* Start Provided entries *

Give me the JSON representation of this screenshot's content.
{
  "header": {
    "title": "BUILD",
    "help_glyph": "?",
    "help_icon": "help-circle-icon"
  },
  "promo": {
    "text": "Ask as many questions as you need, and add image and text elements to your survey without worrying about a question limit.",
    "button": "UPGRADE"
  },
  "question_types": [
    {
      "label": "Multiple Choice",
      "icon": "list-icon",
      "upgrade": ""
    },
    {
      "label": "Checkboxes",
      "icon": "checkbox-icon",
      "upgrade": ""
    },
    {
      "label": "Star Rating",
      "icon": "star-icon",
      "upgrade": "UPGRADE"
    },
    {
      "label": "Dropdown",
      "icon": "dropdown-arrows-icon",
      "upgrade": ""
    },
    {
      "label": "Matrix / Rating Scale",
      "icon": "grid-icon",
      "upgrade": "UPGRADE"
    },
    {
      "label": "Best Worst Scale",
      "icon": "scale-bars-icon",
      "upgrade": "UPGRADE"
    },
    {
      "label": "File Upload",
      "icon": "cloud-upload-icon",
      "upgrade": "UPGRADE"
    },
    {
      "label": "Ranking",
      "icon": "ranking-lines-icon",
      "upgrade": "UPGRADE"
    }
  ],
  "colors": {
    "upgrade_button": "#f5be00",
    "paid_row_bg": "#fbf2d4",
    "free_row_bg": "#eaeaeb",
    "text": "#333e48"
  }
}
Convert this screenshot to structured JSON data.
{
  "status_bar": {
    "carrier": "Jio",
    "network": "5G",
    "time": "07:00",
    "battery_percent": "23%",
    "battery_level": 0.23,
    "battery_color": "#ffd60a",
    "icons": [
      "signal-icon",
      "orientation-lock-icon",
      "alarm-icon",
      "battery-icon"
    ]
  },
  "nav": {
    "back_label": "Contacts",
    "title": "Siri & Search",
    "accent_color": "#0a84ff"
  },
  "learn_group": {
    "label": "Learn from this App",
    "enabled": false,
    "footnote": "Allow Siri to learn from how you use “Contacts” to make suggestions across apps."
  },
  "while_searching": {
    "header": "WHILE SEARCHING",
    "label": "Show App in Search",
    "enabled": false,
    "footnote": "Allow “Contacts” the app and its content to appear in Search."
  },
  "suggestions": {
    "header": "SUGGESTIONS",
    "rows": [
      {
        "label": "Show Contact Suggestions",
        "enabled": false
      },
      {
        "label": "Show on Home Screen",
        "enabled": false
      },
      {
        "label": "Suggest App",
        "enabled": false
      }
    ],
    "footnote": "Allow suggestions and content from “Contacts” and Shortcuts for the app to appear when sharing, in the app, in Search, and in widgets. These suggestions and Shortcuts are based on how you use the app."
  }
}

* End Provided entries *

### Stated task
Your reply is one number: how many lines of the records above contain the word "Show".

### Correct answer
3